#### Written task:
Give the number of lines that include the word "Архипелага", and nothing else.

======== Data records ========

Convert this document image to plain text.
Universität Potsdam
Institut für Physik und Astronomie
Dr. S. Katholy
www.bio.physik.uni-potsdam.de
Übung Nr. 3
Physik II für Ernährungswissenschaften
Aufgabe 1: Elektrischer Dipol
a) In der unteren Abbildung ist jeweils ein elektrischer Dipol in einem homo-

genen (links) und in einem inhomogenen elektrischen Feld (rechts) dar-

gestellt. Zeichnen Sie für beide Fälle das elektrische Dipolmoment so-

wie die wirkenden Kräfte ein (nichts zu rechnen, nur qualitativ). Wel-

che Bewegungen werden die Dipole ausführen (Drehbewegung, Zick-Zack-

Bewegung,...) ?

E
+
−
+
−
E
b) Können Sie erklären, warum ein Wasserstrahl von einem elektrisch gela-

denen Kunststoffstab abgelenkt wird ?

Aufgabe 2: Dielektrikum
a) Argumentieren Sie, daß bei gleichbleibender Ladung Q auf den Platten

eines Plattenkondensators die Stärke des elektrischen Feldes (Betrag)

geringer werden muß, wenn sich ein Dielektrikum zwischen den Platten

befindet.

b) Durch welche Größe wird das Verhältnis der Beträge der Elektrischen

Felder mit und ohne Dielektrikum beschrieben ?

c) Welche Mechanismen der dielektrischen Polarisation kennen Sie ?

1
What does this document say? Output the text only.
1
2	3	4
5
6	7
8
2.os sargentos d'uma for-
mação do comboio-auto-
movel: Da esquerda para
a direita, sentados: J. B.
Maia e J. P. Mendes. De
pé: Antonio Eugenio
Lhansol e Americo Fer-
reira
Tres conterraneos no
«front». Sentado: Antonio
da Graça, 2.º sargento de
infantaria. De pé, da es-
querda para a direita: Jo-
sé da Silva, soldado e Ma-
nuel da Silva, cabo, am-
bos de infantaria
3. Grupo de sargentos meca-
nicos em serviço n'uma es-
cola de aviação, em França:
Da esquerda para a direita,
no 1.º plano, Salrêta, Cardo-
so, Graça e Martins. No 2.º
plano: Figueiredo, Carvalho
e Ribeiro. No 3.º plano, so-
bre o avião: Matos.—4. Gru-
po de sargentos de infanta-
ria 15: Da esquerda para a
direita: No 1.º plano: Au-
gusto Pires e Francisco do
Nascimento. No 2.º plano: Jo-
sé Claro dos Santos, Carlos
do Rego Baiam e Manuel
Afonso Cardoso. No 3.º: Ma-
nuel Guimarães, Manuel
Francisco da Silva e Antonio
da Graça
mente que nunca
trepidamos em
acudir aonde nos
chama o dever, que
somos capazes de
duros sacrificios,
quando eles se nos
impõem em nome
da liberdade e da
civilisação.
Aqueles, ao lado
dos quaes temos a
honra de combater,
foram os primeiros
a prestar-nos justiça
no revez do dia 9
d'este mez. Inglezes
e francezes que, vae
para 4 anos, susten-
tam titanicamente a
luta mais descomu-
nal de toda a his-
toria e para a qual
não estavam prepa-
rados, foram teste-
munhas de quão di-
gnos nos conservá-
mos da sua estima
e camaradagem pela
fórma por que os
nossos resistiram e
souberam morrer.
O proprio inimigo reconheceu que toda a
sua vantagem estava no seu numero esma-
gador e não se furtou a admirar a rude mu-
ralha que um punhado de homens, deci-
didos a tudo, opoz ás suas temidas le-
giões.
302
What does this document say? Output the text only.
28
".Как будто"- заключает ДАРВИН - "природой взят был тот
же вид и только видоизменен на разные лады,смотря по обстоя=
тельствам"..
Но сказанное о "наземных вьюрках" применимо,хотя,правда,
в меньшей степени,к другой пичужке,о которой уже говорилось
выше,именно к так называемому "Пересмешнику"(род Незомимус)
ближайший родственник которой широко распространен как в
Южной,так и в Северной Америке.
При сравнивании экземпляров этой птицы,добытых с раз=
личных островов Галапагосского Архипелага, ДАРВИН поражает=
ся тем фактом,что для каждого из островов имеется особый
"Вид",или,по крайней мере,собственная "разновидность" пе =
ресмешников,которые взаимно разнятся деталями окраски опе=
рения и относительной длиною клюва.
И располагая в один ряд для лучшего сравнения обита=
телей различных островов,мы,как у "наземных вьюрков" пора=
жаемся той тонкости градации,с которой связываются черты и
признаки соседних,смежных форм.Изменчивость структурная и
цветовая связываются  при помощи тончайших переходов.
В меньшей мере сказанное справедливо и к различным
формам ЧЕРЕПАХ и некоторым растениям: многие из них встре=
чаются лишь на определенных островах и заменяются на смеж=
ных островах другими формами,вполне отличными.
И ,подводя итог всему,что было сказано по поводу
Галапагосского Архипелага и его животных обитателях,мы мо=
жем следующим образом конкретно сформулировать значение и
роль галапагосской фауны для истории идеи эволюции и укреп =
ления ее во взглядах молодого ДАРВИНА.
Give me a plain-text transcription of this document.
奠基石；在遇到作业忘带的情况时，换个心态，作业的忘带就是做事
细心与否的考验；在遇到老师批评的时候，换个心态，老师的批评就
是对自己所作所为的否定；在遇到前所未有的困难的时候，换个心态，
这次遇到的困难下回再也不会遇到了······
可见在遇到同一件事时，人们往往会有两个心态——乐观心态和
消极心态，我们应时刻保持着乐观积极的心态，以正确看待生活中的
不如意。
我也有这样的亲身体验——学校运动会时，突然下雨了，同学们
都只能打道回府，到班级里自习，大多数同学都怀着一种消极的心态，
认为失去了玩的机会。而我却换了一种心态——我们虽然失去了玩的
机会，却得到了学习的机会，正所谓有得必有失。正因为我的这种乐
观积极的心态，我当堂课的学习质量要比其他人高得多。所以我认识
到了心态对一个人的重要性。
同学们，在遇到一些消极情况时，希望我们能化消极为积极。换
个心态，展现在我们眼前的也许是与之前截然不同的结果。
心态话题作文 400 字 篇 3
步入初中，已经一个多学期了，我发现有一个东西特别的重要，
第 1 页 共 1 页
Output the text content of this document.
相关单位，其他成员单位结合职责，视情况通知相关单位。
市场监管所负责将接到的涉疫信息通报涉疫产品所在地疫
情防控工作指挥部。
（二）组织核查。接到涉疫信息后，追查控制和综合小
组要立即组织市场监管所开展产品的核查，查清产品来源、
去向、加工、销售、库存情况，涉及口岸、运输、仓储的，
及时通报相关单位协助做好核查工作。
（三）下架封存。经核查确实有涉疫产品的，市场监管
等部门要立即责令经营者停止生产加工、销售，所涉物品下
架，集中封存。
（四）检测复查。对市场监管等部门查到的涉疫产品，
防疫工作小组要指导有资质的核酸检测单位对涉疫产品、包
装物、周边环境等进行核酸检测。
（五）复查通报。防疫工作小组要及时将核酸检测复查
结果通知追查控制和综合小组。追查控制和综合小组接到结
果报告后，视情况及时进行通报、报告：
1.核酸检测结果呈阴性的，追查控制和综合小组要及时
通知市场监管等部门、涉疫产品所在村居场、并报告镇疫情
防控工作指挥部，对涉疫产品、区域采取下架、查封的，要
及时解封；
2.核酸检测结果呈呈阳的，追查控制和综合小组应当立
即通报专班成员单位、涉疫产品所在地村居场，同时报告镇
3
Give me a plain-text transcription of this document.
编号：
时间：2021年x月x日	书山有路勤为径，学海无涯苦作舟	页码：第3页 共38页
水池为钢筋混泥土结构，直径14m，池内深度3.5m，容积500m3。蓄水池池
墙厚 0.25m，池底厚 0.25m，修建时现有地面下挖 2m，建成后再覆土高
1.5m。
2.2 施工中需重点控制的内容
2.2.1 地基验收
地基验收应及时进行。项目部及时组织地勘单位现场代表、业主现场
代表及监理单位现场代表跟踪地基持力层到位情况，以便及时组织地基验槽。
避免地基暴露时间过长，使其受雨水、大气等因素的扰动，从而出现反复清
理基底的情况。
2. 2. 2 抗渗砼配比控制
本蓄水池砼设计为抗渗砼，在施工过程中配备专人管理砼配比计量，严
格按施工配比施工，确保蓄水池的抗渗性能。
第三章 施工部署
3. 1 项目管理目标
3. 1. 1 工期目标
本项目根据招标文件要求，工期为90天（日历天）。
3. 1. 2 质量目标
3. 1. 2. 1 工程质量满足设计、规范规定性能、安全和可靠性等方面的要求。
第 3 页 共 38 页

========

#### Response to this task:
2